§ Exercice proposé
Déterminez combien de lignes des items ci-dessous contiennent la chaîne « label », en tenant compte de la casse. Indiquez uniquement ce nombre.
─── Items du corpus
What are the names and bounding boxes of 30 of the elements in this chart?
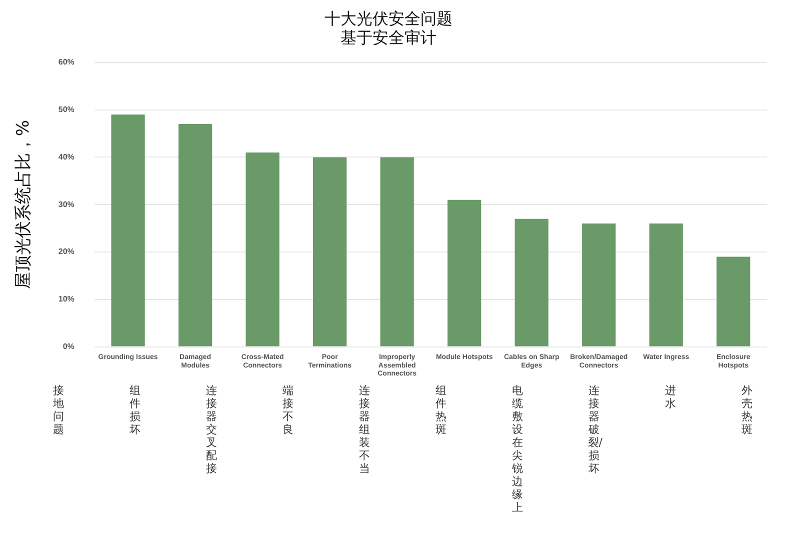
y-tick-label: 10% (58, 294, 74, 304)
y-tick-label: 40% (58, 152, 74, 162)
y-tick-label: 50% (58, 105, 74, 114)
bar (246, 152, 280, 346)
text: 端接不良 (282, 384, 294, 438)
chart-title: 十大光伏安全问题 (324, 8, 452, 28)
text: 组件损坏 (128, 384, 141, 438)
bar (514, 218, 548, 346)
bar (649, 224, 683, 346)
bar (380, 157, 414, 346)
text: 连接器组装不当 (358, 384, 370, 477)
text: 连接器破裂/损坏 (588, 384, 602, 477)
text: 组件热斑 (434, 384, 447, 438)
bar (313, 157, 347, 346)
y-tick-label: 20% (58, 247, 74, 256)
bar (582, 224, 616, 346)
text: 进水 (664, 384, 676, 412)
chart-subtitle: 基于安全审计 (340, 28, 436, 47)
text: 外壳热斑 (740, 384, 753, 438)
y-tick-label: 30% (58, 200, 74, 209)
bar (111, 114, 145, 346)
bar (716, 256, 750, 346)
text: 电缆敷设在尖锐边缘上 (512, 384, 523, 514)
text: 连接器交叉配接 (205, 384, 218, 477)
text: 接地问题 (52, 384, 64, 438)
y-tick-label: 0% (62, 342, 74, 352)
bar (448, 200, 482, 346)
bar (178, 124, 212, 346)
y-axis-title: 屋顶光伏系统占比，% (14, 120, 34, 290)
y-tick-label: 60% (58, 58, 74, 67)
──────
§ Réponse rédigée
7